• **WHAT YOU WILL DO**
(a) Can you sum up the ASEAN-EU Free Trade Agreement passage in two sentences?
(b) Could you extend the passage on the ASEAN-EU Free Trade Agreement, picking up after its final sentence?

• **PROVIDED TEXT**
'''
ASEAN-EU Free Trade Agreement

14.          However, ASEAN cannot only look inwards. Our businesses have reaped benefits from ASEAN’s strong connections outside the region, and we will need to continue broadening and deepening our economic linkages with our external partners. The EU has remained a key and steadfast economic partner to the region being ASEAN’s largest source of Foreign Direct Investment (FDI) and third largest trading partner[8]. Solidifying this relationship is an important agenda. 

15.          In recognition of this, the ASEAN Economic Ministers and the EU Trade Commissioner agreed last year to launch discussions to develop a framework setting out the parameters for a future ASEAN-EU Free Trade Agreement (FTA) – almost eight years since negotiations were adjourned.

16.          We have seen many positive developments during this period of time. As a region, ASEAN is better prepared to engage in deeper trade and investment liberalisation, especially after reaching our AEC 2015 milestone. The region has opened up, with intra-ASEAN import tariffs virtually eliminated, gradual removal of services restrictions, and improved investment regimes. Trade costs have also come down, with simplified Rules of Origin and more streamlined technical regulations. ASEAN is also better integrated with the global economy, with six ASEAN+1 FTAs under its belt, and we are now forging ahead with deeper economic integration under the AEC Blueprint 2025. Globally, we have seen collective progress and commitment to increased trade facilitation, particularly with the WTO Trade Facilitation Agreement. The EU has also concluded two FTAs with inpidual ASEAN Member States, namely Singapore and Vietnam, and discussions with several others are ongoing. Our renewal of the pursuit for deeper bi-regional economic integration is therefore timely.
'''
• **DATA EXCERPT**
'''
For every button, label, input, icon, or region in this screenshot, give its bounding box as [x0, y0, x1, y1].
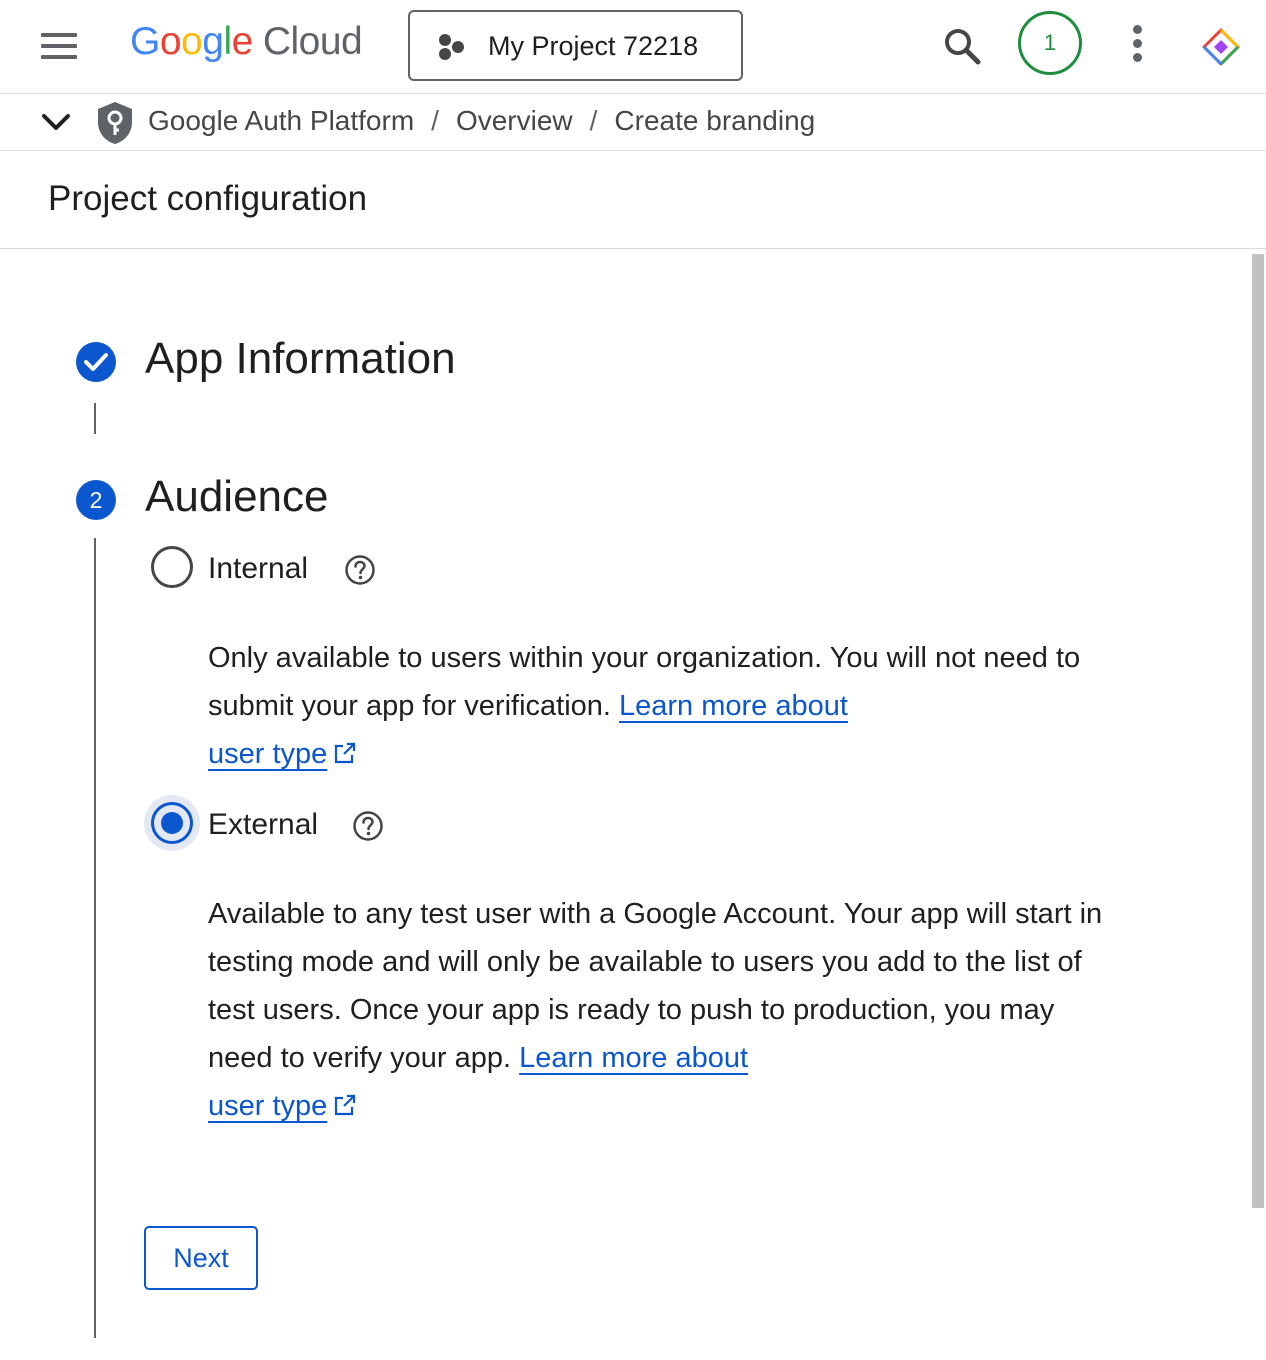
'''
• **IN RESPONSE**
(a) ASEAN needs to keep deepening its economic links with outside partners, and the EU is a key one as the region's largest source of foreign direct investment and third largest trading partner. Last year, ASEAN Economic Ministers and the EU Trade Commissioner agreed to start work on a framework for a future ASEAN-EU FTA, a move the passage calls timely given the region's liberalisation and integration since negotiations were adjourned almost eight years earlier.

(b)
17.          This development was warmly welcomed in the business community. The 2017 EU-ASEAN Business Sentiment Survey by the EU-ASEAN Business Council found that 88% of respondents believed that the EU should pursue a region-to-region FTA with ASEAN (up from 66% in 2016), while 76% of respondents said that a region-to-region trade deal should be pursued now (also up from 66% in 2016). It is evident that the private sector shares in our urgency to see positive outcomes from our discussions – and the sooner the better.

18.          However, these discussions to lay out the framework for a future ASEAN-EU FTA are not easy. While ASEAN has made progress in its economic integration efforts, our regulatory environment, in many areas, differ in sophistication. Our differing political realities also pose a variety of challenges. What we need to adopt is a pragmatic approach.

19.          First, we will need to build confidence and trust in one another. As I had mentioned earlier, there are several bilateral endeavours between the EU and inpidual ASEAN Member States. I would encourage the EU to take serious action toward progressing these engagements – be it in the early ratification of concluded bilateral trade deals, or in accelerating negotiations.

20.          Second, we should avoid placing the cart before the horse. We should focus on creating a framework that sets out a meaningful and pragmatic level of ambition that will allow us to discuss issues of interest to either side, without prejudging the outcomes of our eventual negotiations. 

21.          I believe that such an approach will allow us to advance our discussions. This will pave the way for the eventual resumption of negotiations for an ASEAN-EU FTA as a positive response to the enthusiasm of the business community.


22.          I am pleased to witness the ASEAN-EU Business Summit entering its sixth iteration this year. Your discussions here and the active advocacy by the EU-ASEAN Business Council has lent ASEAN a useful lens with which to appraise ourselves and our efforts to facilitate trade and commerce. As a voice for the private sector, you are uniquely positioned to influence and lead positive changes in our region. I look forward to your support of Singapore’s chairmanship of ASEAN and our objectives, and also for an ASEAN-EU FTA. Along with Commissioner Malmström and my ASEAN colleagues, I will also meet with some of you later during the consultations between the Ministers and the EU-ASEAN Business Council to hear your views and recommendations for region-to-region economic integration. On this note, I wish all of you a fruitful Summit today, and a pleasant stay in Singapore.Thank you.

[1]           The IMF has projected that global growth in 2018 will be 3.7%, higher than the 3.6% expected in 2017.

[2]           The World Bank has forecast that energy and non-energy commodity prices will rise by 4.0% and 1.0% in 2018, following the 24% and 0.6% increase in 2017 respectively.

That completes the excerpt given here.